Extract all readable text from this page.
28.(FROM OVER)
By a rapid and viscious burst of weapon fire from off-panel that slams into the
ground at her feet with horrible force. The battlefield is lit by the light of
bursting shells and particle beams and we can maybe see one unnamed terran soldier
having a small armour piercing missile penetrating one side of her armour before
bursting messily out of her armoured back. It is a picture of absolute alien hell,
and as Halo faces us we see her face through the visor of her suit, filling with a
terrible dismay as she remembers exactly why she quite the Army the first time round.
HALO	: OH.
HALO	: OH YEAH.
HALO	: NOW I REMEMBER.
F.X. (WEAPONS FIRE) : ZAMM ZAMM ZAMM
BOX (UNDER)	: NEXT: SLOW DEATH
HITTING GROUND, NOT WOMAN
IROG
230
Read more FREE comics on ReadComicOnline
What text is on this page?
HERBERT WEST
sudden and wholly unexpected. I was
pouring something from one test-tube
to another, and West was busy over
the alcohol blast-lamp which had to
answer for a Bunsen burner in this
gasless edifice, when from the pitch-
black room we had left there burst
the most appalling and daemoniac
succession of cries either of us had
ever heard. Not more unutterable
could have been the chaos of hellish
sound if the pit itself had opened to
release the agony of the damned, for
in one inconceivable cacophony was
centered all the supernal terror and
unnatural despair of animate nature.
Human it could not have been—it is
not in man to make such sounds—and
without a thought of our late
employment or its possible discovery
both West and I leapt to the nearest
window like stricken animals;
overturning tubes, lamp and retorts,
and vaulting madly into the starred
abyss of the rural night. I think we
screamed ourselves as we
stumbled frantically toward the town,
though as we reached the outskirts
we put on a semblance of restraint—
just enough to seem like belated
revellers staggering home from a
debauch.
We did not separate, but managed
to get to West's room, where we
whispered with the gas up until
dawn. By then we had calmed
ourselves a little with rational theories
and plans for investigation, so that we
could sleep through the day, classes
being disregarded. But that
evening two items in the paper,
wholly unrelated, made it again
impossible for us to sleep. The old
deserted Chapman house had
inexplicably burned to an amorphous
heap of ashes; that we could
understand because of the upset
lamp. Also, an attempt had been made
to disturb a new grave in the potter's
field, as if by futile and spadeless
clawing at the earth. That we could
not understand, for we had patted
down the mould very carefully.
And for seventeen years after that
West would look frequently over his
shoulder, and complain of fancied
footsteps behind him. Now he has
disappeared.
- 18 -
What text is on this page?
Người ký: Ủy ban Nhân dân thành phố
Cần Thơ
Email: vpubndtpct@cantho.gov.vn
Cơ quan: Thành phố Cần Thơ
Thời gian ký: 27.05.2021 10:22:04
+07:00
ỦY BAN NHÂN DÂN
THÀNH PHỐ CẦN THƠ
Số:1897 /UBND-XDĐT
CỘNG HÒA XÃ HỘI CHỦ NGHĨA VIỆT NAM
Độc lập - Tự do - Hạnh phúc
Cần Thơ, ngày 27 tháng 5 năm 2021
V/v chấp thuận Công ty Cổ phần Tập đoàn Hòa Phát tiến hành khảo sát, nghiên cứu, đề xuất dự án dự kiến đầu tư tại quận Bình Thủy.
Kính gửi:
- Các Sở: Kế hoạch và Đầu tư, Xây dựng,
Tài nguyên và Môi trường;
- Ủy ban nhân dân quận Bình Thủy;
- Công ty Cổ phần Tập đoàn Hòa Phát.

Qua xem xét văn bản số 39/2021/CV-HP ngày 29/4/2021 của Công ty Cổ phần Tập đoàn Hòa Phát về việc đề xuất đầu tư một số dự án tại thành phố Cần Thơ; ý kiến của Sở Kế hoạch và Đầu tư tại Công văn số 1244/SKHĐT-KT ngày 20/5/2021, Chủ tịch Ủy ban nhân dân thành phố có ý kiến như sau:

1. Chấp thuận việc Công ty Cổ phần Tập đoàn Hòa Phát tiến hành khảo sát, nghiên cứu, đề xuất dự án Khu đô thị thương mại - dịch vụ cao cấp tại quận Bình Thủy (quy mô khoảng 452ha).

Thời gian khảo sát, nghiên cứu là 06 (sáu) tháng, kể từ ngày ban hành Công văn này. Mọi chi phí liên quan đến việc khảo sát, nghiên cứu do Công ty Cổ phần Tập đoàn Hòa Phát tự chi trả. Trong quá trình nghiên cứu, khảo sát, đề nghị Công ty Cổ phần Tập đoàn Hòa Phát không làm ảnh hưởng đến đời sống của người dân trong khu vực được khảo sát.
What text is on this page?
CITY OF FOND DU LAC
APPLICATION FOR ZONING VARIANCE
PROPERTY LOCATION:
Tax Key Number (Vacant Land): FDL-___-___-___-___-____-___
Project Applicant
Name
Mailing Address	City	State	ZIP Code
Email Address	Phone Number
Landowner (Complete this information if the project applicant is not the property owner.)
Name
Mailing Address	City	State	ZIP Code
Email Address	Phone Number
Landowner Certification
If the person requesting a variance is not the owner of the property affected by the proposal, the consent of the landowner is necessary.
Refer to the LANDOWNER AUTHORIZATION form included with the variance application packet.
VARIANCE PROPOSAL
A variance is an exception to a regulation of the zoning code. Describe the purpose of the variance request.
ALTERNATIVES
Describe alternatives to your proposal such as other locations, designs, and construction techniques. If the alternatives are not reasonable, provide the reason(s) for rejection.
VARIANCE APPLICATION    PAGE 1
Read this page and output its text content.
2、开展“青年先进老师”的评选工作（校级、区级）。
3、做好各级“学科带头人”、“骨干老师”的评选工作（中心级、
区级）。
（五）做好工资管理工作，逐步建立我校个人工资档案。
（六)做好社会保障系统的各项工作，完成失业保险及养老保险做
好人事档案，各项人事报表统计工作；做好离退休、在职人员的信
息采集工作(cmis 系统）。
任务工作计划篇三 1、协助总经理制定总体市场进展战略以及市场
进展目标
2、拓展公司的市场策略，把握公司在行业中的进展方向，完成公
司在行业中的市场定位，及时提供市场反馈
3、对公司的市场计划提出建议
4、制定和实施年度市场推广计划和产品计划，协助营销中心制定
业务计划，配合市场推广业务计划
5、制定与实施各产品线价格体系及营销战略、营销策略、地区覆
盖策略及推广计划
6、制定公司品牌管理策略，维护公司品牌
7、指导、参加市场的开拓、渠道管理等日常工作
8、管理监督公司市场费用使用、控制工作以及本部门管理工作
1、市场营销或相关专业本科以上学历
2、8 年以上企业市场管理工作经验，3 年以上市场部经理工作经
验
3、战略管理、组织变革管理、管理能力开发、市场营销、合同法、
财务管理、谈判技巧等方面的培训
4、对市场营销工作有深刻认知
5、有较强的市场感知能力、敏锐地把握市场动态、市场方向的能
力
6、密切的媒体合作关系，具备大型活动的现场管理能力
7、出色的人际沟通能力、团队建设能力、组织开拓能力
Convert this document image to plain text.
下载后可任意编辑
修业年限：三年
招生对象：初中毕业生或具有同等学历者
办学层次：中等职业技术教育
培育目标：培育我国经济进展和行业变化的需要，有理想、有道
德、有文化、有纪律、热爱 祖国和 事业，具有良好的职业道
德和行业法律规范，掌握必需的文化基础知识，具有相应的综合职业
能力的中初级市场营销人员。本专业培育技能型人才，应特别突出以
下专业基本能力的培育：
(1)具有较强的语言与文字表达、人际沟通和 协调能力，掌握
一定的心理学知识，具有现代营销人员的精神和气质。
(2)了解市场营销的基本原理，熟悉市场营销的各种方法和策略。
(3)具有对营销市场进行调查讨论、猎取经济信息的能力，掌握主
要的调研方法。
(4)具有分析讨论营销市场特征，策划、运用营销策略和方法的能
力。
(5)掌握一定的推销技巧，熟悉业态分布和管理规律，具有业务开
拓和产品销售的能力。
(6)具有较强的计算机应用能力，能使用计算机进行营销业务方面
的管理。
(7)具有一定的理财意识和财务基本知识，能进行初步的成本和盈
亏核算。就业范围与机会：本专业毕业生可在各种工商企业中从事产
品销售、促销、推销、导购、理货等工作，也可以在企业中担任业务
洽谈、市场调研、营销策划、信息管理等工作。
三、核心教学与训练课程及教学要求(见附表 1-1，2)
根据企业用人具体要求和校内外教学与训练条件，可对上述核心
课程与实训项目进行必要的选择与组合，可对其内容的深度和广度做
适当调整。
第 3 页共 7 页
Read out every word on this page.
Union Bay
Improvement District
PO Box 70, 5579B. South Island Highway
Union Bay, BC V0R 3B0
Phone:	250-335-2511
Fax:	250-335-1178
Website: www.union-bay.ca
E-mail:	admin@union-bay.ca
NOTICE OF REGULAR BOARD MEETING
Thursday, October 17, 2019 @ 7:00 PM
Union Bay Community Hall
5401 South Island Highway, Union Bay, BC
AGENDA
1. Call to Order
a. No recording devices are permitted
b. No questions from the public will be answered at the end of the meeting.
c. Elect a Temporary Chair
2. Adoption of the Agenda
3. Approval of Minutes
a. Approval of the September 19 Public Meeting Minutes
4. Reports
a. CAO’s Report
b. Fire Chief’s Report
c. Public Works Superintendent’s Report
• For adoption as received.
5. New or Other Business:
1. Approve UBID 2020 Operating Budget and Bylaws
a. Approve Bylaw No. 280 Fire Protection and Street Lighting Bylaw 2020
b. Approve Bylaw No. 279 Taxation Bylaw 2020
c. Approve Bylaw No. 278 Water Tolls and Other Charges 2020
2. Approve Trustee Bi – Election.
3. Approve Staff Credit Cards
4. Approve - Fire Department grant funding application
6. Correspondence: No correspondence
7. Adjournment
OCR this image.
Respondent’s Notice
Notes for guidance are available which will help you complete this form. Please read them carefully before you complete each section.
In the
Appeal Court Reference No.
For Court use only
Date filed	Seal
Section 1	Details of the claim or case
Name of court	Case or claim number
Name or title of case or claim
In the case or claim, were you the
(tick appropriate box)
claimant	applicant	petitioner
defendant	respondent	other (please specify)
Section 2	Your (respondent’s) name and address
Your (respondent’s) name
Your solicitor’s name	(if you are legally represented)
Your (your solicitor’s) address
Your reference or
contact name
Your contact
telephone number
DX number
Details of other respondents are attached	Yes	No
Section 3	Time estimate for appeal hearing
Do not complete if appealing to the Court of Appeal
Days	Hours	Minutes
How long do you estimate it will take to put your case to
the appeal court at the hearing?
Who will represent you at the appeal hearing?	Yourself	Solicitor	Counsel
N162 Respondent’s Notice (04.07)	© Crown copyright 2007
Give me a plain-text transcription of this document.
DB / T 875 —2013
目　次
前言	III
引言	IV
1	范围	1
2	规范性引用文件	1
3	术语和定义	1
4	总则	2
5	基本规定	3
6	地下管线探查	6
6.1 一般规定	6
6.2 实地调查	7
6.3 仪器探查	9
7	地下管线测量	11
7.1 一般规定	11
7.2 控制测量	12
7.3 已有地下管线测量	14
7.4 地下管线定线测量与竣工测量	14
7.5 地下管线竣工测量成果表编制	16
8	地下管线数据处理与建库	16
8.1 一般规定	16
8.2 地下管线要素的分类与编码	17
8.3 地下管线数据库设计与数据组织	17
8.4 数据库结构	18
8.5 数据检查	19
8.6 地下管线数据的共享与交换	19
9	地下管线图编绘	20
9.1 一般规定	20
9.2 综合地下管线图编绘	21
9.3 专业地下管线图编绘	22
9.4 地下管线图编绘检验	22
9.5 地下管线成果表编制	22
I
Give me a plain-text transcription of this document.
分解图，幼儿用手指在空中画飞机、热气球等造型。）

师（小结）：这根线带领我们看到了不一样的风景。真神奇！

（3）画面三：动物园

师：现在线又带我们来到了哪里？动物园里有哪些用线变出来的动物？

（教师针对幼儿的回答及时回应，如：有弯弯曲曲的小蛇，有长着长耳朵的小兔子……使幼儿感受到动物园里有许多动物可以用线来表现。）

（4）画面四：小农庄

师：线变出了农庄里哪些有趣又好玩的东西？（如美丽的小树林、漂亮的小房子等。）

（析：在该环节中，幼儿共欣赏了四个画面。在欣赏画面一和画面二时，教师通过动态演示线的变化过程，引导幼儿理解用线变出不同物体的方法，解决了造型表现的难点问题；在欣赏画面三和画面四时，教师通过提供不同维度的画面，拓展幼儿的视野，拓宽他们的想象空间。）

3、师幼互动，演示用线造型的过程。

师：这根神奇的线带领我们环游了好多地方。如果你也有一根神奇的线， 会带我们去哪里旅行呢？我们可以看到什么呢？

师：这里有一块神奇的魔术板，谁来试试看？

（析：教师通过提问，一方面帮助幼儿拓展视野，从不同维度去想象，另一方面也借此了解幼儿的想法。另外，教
----
● Short problem
Which lines above contain the word "Minutes"? Copy each of them.

● Task output
3. Approval of Minutes
a. Approval of the September 19 Public Meeting Minutes
Days	Hours	Minutes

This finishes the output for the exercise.